• **GOAL**:
State how many lines in these records contain the word "about", and nothing else.

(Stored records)
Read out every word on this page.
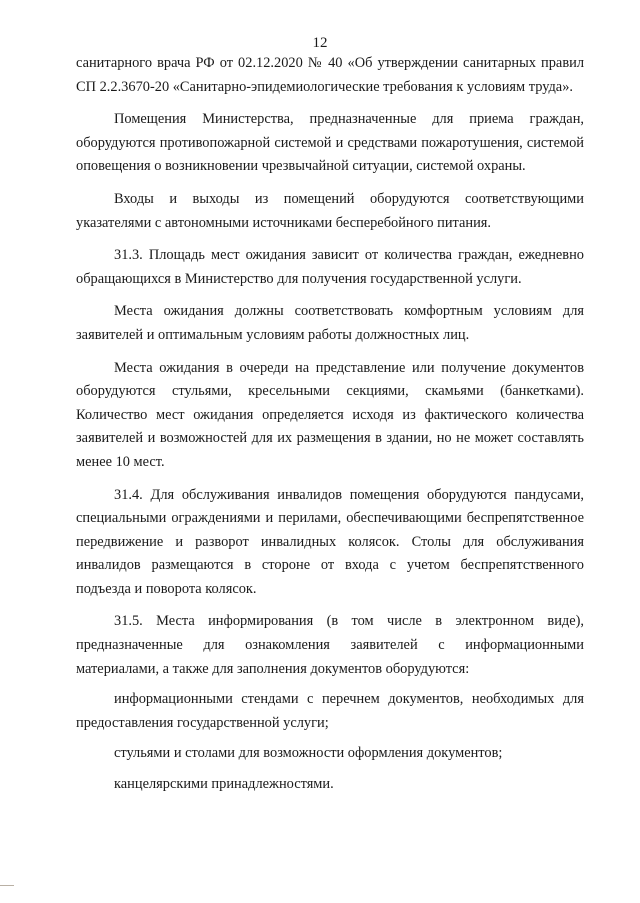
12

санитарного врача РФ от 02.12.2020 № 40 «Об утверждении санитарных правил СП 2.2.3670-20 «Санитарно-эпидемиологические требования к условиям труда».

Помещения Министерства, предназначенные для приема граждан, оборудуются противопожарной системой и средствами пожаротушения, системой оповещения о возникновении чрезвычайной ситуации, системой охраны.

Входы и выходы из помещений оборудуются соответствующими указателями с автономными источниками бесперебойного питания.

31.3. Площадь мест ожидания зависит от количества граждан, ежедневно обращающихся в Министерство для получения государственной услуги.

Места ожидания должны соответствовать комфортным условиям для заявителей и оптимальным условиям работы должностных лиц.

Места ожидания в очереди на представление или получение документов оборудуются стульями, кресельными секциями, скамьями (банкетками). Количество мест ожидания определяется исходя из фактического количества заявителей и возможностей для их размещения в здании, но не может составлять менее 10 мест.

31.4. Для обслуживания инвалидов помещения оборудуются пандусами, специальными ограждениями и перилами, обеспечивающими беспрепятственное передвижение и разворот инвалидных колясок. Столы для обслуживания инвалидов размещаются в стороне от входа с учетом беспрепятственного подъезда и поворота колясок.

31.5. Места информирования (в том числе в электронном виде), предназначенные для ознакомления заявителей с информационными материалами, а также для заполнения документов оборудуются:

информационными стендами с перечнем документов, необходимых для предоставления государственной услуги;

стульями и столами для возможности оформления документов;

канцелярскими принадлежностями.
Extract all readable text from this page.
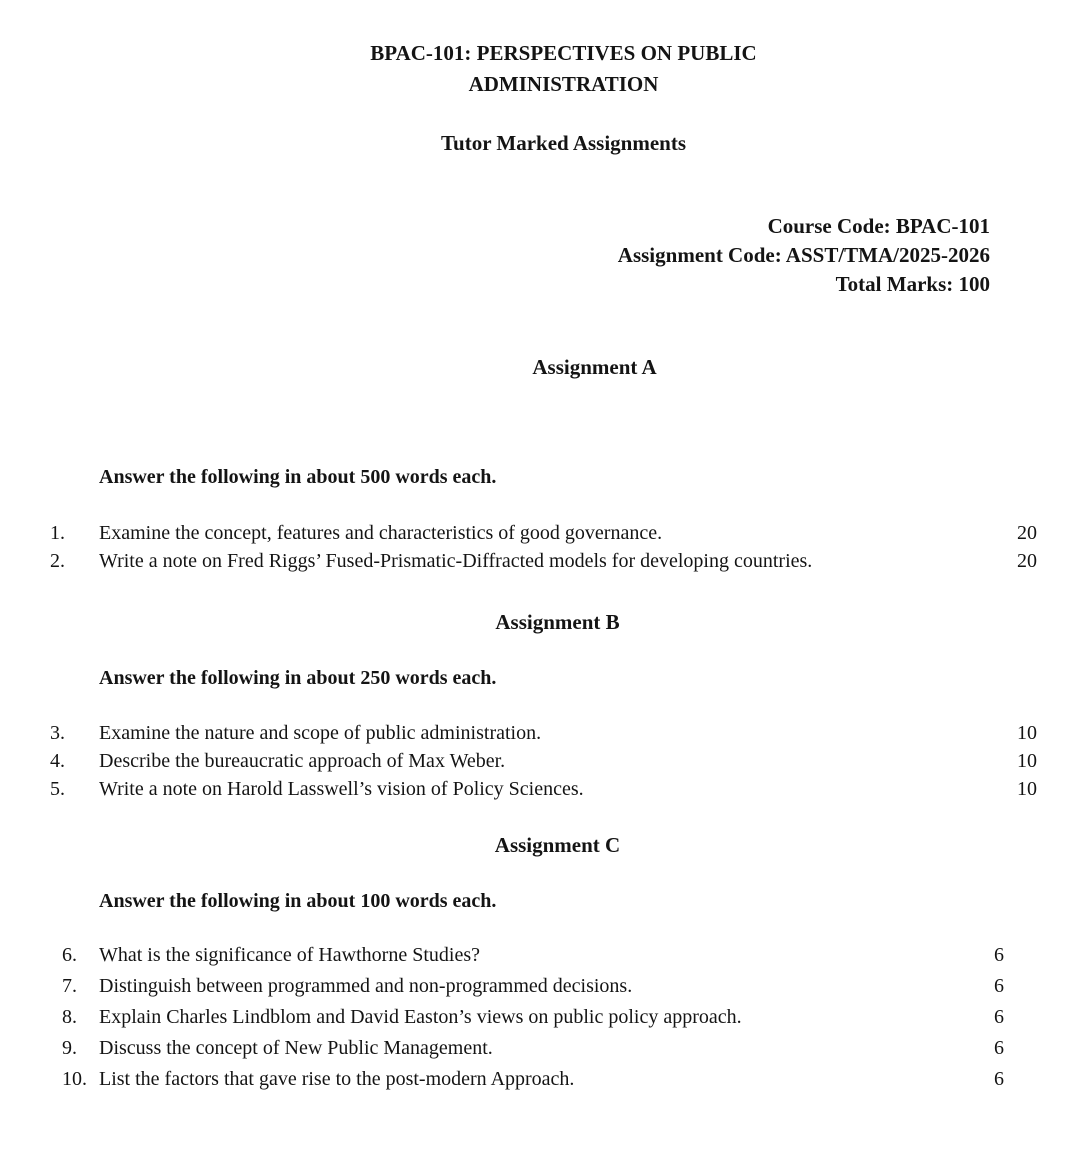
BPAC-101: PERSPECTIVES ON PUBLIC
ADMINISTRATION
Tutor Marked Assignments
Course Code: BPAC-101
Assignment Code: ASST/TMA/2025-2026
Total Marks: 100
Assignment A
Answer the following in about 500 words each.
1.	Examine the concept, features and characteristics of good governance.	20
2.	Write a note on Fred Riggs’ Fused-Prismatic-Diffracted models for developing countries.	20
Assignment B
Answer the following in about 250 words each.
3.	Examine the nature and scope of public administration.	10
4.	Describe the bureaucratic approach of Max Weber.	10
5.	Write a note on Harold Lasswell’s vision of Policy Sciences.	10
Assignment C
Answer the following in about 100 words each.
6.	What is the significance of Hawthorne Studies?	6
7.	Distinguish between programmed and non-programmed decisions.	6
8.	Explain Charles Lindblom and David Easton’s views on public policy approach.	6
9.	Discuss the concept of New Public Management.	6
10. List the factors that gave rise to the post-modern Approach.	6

• **SOLUTION FOR THIS TASK**:
3